Directions for this task:
Lines with the word "aspiration" in them must be copied from the records below.
BEGIN Provided records
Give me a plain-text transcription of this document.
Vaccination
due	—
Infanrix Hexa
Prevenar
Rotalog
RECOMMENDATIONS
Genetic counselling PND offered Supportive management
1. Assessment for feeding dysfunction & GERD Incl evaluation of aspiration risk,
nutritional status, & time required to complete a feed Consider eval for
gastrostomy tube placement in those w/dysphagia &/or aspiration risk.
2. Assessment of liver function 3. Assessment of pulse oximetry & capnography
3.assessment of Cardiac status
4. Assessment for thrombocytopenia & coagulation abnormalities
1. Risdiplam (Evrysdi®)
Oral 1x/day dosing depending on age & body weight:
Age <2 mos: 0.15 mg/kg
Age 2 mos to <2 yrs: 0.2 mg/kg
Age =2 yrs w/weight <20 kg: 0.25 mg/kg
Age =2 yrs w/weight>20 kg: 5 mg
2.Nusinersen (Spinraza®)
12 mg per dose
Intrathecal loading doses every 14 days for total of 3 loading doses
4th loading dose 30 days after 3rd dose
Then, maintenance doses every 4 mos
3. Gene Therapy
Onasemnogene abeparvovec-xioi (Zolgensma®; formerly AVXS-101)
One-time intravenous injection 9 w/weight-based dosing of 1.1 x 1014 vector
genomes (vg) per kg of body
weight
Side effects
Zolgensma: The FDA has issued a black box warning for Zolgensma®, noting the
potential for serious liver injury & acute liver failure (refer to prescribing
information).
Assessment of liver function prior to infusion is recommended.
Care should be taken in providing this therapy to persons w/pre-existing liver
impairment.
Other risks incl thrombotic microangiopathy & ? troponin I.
END Provided records
Solution to the problem:
1. Assessment for feeding dysfunction & GERD Incl evaluation of aspiration risk,
gastrostomy tube placement in those w/dysphagia &/or aspiration risk.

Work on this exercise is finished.